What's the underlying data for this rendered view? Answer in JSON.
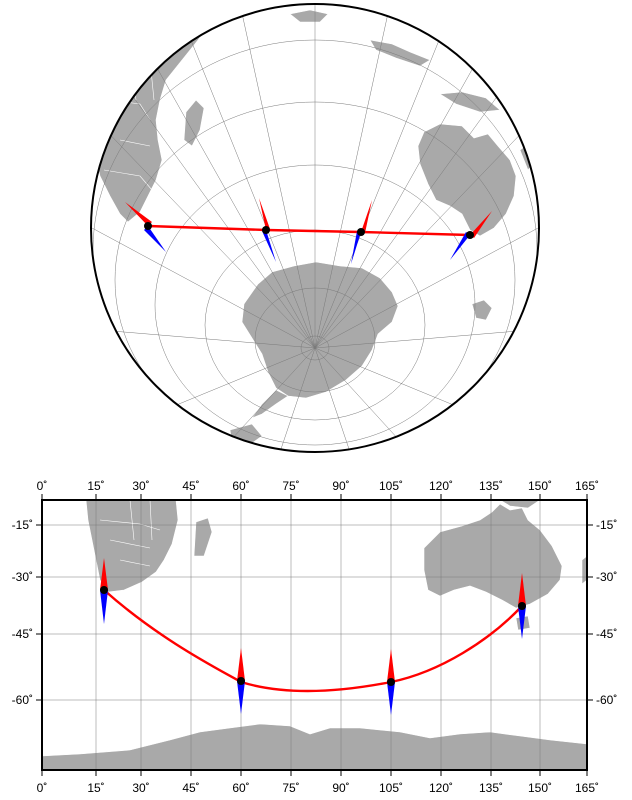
{
  "figure": {
    "maps": [
      {
        "name": "orthographic-south-polar-view",
        "projection": "orthographic",
        "land_color": "#a9a9a9",
        "border_color": "#ffffff",
        "graticule_color": "#7a7a7a",
        "route_color": "#ff0000"
      },
      {
        "name": "mercator-map",
        "projection": "mercator",
        "x_range": [
          0,
          165
        ],
        "y_range": [
          -80,
          -5
        ],
        "land_color": "#a9a9a9",
        "route_color": "#ff0000",
        "x_ticks": [
          "0˚",
          "15˚",
          "30˚",
          "45˚",
          "60˚",
          "75˚",
          "90˚",
          "105˚",
          "120˚",
          "135˚",
          "150˚",
          "165˚"
        ],
        "y_ticks": [
          "-15˚",
          "-30˚",
          "-45˚",
          "-60˚"
        ]
      }
    ],
    "compass_colors": {
      "north": "#ff0000",
      "south": "#0000ff",
      "center": "#000000"
    }
  },
  "chart_data": {
    "type": "scatter",
    "route_type": "great-circle",
    "points": [
      {
        "lon": 18,
        "lat": -34
      },
      {
        "lon": 60,
        "lat": -55
      },
      {
        "lon": 105,
        "lat": -55
      },
      {
        "lon": 145,
        "lat": -37.5
      }
    ],
    "x_axis_range": [
      0,
      165
    ],
    "y_axis_range": [
      -80,
      -5
    ],
    "grid": true
  }
}
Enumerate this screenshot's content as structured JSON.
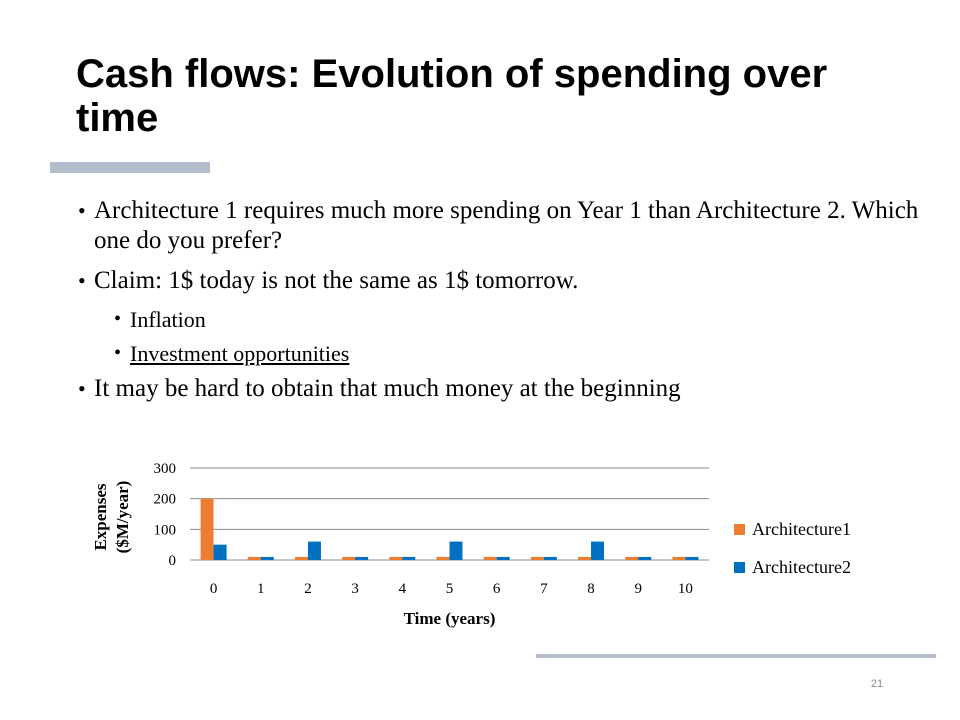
{
  "slide": {
    "title": "Cash flows: Evolution of spending over time",
    "page_number": "21"
  },
  "bullets": [
    "Architecture 1 requires much more spending on Year 1 than Architecture 2. Which one do you prefer?",
    "Claim: 1$ today is not the same as 1$ tomorrow.",
    "Inflation",
    "Investment opportunities",
    "It may be hard to obtain that much money at the beginning"
  ],
  "colors": {
    "architecture1": "#ed7d31",
    "architecture2": "#0070c0",
    "accent_bar": "#b3bdcb",
    "gridline": "#8c8c8c"
  },
  "chart_data": {
    "type": "bar",
    "title": "",
    "xlabel": "Time (years)",
    "ylabel": "Expenses ($M/year)",
    "ylabel_lines": [
      "Expenses",
      "($M/year)"
    ],
    "categories": [
      "0",
      "1",
      "2",
      "3",
      "4",
      "5",
      "6",
      "7",
      "8",
      "9",
      "10"
    ],
    "series": [
      {
        "name": "Architecture1",
        "values": [
          200,
          10,
          10,
          10,
          10,
          10,
          10,
          10,
          10,
          10,
          10
        ]
      },
      {
        "name": "Architecture2",
        "values": [
          50,
          10,
          60,
          10,
          10,
          60,
          10,
          10,
          60,
          10,
          10
        ]
      }
    ],
    "ylim": [
      0,
      300
    ],
    "yticks": [
      0,
      100,
      200,
      300
    ],
    "grid": true,
    "legend": "right"
  }
}
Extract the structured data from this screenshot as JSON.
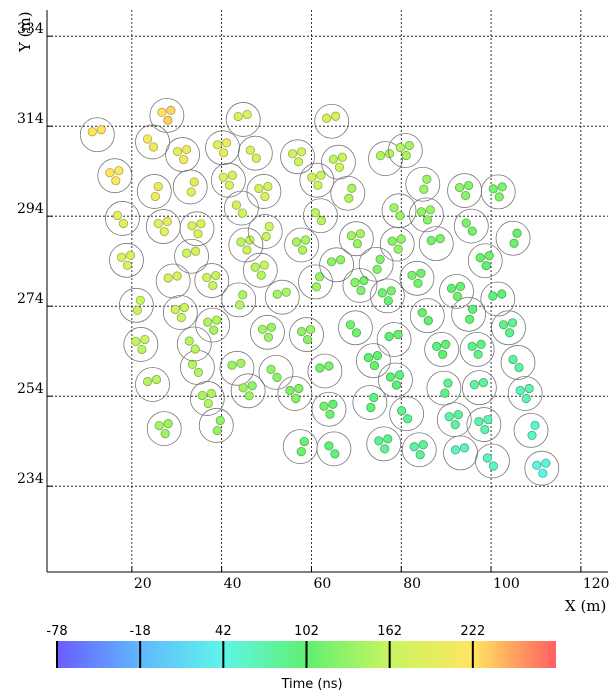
--------------------------------------------------
Problem to work on → Gather each line from the entries above that includes the word "mercator".

Response for this exercise →
        "name": "mercator-map",
        "projection": "mercator",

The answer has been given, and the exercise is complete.